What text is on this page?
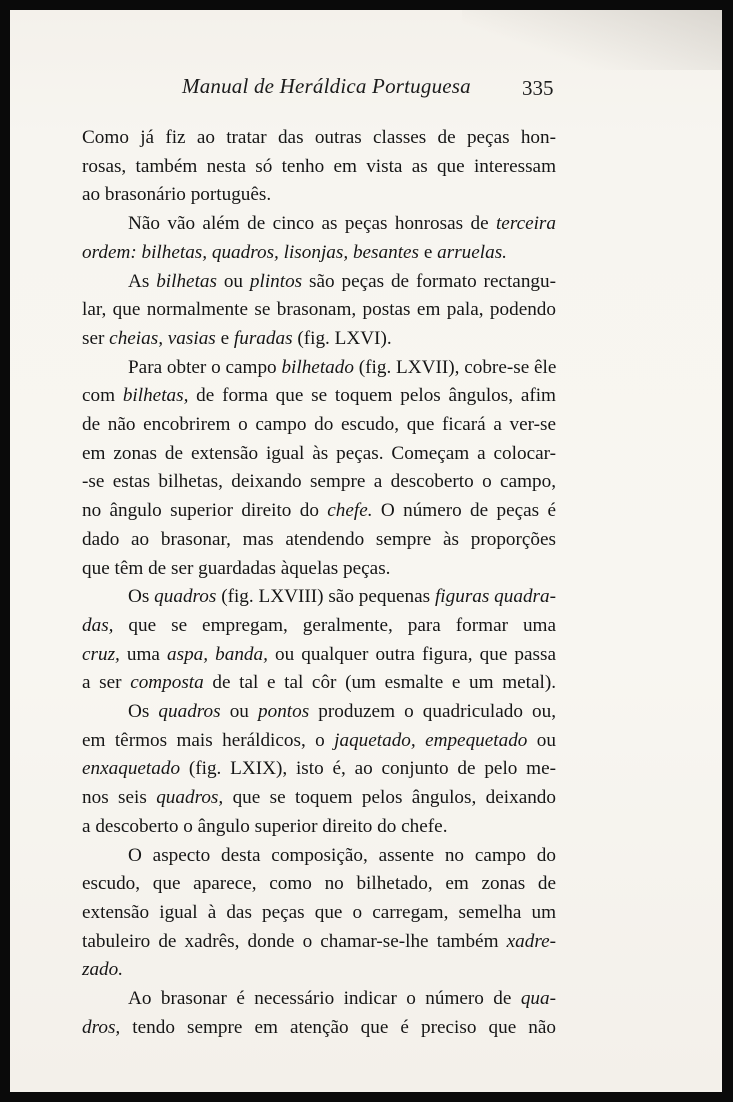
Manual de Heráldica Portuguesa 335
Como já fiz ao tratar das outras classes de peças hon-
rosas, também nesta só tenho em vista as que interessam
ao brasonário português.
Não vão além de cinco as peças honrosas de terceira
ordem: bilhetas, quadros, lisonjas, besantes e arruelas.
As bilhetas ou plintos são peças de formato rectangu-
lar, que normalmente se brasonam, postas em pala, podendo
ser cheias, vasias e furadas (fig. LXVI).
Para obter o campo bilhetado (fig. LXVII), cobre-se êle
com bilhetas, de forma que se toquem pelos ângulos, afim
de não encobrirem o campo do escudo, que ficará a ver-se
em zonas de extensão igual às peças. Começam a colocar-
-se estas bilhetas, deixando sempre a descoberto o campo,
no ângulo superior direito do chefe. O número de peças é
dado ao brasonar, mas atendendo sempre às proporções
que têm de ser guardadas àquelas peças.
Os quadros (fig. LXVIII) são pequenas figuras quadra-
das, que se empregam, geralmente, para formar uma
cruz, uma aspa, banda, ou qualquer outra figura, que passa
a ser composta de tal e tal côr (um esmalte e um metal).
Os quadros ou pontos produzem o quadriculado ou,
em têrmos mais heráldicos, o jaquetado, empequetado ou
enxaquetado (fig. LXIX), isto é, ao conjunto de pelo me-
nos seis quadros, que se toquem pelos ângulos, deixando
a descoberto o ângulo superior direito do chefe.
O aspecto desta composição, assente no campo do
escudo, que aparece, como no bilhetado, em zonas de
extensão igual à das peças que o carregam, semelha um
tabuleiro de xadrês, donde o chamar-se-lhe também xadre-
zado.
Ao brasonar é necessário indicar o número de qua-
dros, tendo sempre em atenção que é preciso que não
...
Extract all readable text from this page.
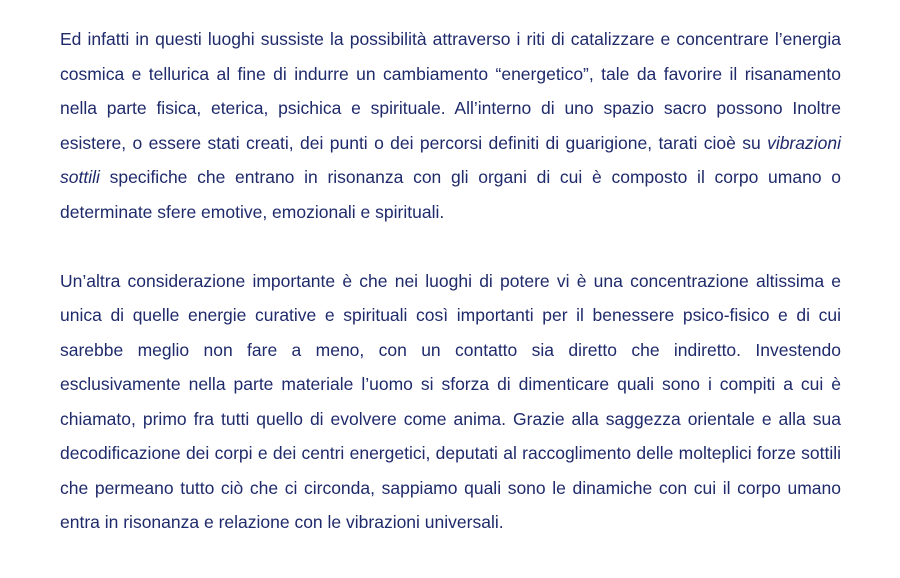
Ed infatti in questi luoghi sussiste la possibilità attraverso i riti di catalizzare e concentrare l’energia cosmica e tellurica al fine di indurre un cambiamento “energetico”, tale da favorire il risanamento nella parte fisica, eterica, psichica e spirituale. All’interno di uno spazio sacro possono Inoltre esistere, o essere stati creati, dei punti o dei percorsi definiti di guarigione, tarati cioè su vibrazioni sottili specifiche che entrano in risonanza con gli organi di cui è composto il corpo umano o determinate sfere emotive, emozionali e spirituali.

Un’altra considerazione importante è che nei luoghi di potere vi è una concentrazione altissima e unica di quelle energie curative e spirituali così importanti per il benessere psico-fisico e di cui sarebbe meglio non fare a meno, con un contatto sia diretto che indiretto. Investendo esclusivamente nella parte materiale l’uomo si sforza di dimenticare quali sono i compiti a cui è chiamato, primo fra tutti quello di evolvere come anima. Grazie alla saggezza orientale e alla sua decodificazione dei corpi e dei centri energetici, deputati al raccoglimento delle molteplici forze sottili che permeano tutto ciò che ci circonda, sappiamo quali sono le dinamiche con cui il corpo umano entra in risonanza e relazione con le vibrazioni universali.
* * *
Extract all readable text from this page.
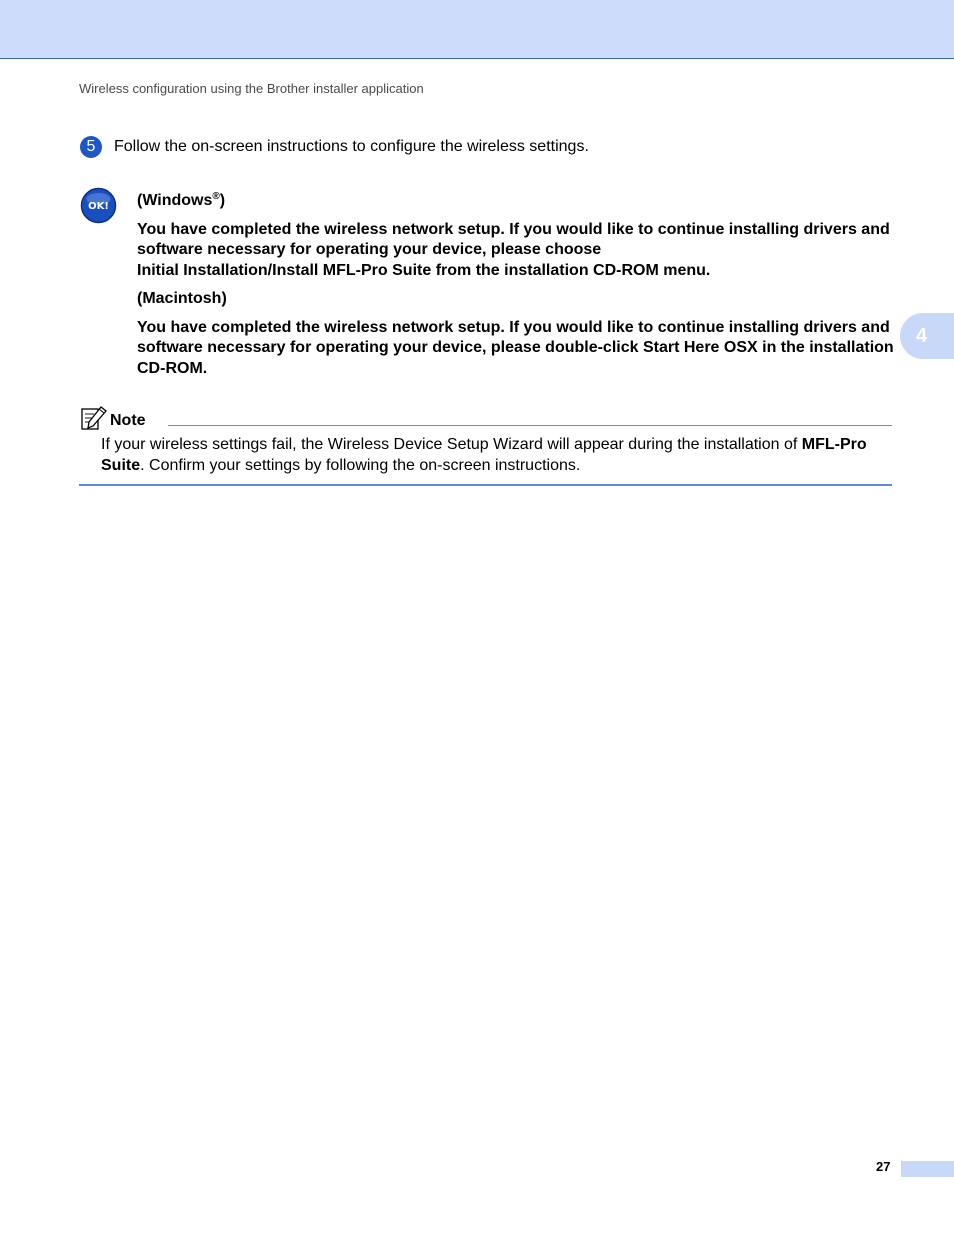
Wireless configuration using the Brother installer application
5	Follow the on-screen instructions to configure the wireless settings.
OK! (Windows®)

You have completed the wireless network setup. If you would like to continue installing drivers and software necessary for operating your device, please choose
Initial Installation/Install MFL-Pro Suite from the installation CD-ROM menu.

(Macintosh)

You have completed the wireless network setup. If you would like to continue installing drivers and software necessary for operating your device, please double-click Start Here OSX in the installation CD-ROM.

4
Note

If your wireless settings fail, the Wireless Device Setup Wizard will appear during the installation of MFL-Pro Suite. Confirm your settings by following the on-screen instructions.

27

What the task requires
Check each line above for "igual" and return the ones that have it.

Answer for the task
em zonas de extensão igual às peças. Começam a colocar-
extensão igual à das peças que o carregam, semelha um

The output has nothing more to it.